Copy each line of every record below word for word, changing nothing.
_ _ _
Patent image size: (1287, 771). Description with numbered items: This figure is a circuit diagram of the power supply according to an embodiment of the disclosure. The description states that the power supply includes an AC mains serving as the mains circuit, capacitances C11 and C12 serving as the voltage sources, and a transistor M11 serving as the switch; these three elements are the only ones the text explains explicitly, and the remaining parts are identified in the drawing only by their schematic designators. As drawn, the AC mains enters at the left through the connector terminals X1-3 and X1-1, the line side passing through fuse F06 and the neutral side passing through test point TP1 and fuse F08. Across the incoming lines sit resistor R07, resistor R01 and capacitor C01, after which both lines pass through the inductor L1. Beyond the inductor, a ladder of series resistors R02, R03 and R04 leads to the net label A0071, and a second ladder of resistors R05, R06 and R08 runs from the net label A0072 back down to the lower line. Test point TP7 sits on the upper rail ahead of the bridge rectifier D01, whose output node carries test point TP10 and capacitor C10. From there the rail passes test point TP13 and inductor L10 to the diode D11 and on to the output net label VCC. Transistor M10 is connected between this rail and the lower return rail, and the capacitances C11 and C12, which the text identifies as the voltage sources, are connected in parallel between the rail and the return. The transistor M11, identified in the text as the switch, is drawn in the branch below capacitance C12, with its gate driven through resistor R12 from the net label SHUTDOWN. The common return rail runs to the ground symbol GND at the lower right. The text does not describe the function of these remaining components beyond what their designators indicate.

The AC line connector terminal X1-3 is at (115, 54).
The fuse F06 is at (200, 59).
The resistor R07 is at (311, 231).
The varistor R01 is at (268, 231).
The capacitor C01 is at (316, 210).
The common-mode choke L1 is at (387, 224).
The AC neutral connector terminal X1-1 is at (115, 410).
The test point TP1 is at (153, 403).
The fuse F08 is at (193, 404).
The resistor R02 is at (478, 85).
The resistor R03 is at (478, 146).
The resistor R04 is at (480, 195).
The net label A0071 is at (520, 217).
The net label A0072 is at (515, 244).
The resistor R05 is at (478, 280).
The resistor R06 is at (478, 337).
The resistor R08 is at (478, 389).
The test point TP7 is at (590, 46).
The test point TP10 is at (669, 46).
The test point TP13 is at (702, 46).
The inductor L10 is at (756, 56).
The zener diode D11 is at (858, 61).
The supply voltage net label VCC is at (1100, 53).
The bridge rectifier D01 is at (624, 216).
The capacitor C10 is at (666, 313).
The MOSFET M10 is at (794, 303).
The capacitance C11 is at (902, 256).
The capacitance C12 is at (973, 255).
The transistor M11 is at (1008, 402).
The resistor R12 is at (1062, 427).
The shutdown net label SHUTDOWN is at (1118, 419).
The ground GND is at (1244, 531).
_ _ _
▶ **CORRECT ANSWER**:
Patent image size: (1287, 771). Description with numbered items: This figure is a circuit diagram of the power supply according to an embodiment of the disclosure. The description states that the power supply includes an AC mains serving as the mains circuit, capacitances C11 and C12 serving as the voltage sources, and a transistor M11 serving as the switch; these three elements are the only ones the text explains explicitly, and the remaining parts are identified in the drawing only by their schematic designators. As drawn, the AC mains enters at the left through the connector terminals X1-3 and X1-1, the line side passing through fuse F06 and the neutral side passing through test point TP1 and fuse F08. Across the incoming lines sit resistor R07, resistor R01 and capacitor C01, after which both lines pass through the inductor L1. Beyond the inductor, a ladder of series resistors R02, R03 and R04 leads to the net label A0071, and a second ladder of resistors R05, R06 and R08 runs from the net label A0072 back down to the lower line. Test point TP7 sits on the upper rail ahead of the bridge rectifier D01, whose output node carries test point TP10 and capacitor C10. From there the rail passes test point TP13 and inductor L10 to the diode D11 and on to the output net label VCC. Transistor M10 is connected between this rail and the lower return rail, and the capacitances C11 and C12, which the text identifies as the voltage sources, are connected in parallel between the rail and the return. The transistor M11, identified in the text as the switch, is drawn in the branch below capacitance C12, with its gate driven through resistor R12 from the net label SHUTDOWN. The common return rail runs to the ground symbol GND at the lower right. The text does not describe the function of these remaining components beyond what their designators indicate.

The AC line connector terminal X1-3 is at (115, 54).
The fuse F06 is at (200, 59).
The resistor R07 is at (311, 231).
The varistor R01 is at (268, 231).
The capacitor C01 is at (316, 210).
The common-mode choke L1 is at (387, 224).
The AC neutral connector terminal X1-1 is at (115, 410).
The test point TP1 is at (153, 403).
The fuse F08 is at (193, 404).
The resistor R02 is at (478, 85).
The resistor R03 is at (478, 146).
The resistor R04 is at (480, 195).
The net label A0071 is at (520, 217).
The net label A0072 is at (515, 244).
The resistor R05 is at (478, 280).
The resistor R06 is at (478, 337).
The resistor R08 is at (478, 389).
The test point TP7 is at (590, 46).
The test point TP10 is at (669, 46).
The test point TP13 is at (702, 46).
The inductor L10 is at (756, 56).
The zener diode D11 is at (858, 61).
The supply voltage net label VCC is at (1100, 53).
The bridge rectifier D01 is at (624, 216).
The capacitor C10 is at (666, 313).
The MOSFET M10 is at (794, 303).
The capacitance C11 is at (902, 256).
The capacitance C12 is at (973, 255).
The transistor M11 is at (1008, 402).
The resistor R12 is at (1062, 427).
The shutdown net label SHUTDOWN is at (1118, 419).
The ground GND is at (1244, 531).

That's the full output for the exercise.